■ **Exercise**
Search the material for the string "xlabel" and copy each line where it occurs.

[Figure dataset records]
= = = =
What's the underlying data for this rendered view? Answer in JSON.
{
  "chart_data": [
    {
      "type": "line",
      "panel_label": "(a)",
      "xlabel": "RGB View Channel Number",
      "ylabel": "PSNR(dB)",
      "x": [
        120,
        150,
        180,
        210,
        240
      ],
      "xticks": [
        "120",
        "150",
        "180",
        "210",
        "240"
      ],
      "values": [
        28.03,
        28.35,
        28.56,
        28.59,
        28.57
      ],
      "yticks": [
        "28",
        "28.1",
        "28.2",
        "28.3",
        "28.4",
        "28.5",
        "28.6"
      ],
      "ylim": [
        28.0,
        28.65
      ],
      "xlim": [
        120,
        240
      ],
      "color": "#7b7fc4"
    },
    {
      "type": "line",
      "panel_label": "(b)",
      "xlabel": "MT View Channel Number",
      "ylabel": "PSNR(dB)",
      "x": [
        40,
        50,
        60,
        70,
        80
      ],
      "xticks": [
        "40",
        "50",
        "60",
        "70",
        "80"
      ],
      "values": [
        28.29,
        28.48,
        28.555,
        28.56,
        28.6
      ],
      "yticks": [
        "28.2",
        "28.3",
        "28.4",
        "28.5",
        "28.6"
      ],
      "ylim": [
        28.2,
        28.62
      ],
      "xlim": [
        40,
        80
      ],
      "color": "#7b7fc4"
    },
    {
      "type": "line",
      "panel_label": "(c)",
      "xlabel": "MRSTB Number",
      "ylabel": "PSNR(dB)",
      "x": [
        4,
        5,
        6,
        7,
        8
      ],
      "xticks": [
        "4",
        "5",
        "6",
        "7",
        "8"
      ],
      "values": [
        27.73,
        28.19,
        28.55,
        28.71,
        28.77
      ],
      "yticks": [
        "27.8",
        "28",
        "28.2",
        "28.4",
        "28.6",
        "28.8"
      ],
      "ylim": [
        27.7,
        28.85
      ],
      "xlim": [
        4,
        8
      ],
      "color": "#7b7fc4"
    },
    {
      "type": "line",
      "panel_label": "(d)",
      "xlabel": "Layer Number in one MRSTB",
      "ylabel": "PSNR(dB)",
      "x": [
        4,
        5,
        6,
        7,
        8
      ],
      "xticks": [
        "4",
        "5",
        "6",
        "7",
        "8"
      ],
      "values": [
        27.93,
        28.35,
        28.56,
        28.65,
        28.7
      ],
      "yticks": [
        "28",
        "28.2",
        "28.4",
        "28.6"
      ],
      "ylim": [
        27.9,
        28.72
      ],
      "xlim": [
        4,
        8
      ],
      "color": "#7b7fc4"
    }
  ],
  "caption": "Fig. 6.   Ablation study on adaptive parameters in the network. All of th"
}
= = = =
■ **Answer to the task**
      "xlabel": "RGB View Channel Number",
      "xlabel": "MT View Channel Number",
      "xlabel": "MRSTB Number",
      "xlabel": "Layer Number in one MRSTB",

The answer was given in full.